Saved entries:
-- start --

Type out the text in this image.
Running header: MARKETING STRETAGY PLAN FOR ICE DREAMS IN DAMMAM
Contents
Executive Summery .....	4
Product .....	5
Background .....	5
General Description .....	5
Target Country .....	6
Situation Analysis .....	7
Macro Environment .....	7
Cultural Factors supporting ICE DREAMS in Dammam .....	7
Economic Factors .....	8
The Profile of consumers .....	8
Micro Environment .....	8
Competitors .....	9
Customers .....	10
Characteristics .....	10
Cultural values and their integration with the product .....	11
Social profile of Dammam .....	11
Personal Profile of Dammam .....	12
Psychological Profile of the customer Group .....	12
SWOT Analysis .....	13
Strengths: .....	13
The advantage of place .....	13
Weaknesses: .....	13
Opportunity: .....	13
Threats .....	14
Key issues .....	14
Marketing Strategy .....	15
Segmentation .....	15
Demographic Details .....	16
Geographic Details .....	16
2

-- end --

Your objective:
Exactly reproduce the material above.

Task output:
Type out the text in this image.
Running header: MARKETING STRETAGY PLAN FOR ICE DREAMS IN DAMMAM
Contents
Executive Summery .....	4
Product .....	5
Background .....	5
General Description .....	5
Target Country .....	6
Situation Analysis .....	7
Macro Environment .....	7
Cultural Factors supporting ICE DREAMS in Dammam .....	7
Economic Factors .....	8
The Profile of consumers .....	8
Micro Environment .....	8
Competitors .....	9
Customers .....	10
Characteristics .....	10
Cultural values and their integration with the product .....	11
Social profile of Dammam .....	11
Personal Profile of Dammam .....	12
Psychological Profile of the customer Group .....	12
SWOT Analysis .....	13
Strengths: .....	13
The advantage of place .....	13
Weaknesses: .....	13
Opportunity: .....	13
Threats .....	14
Key issues .....	14
Marketing Strategy .....	15
Segmentation .....	15
Demographic Details .....	16
Geographic Details .....	16
2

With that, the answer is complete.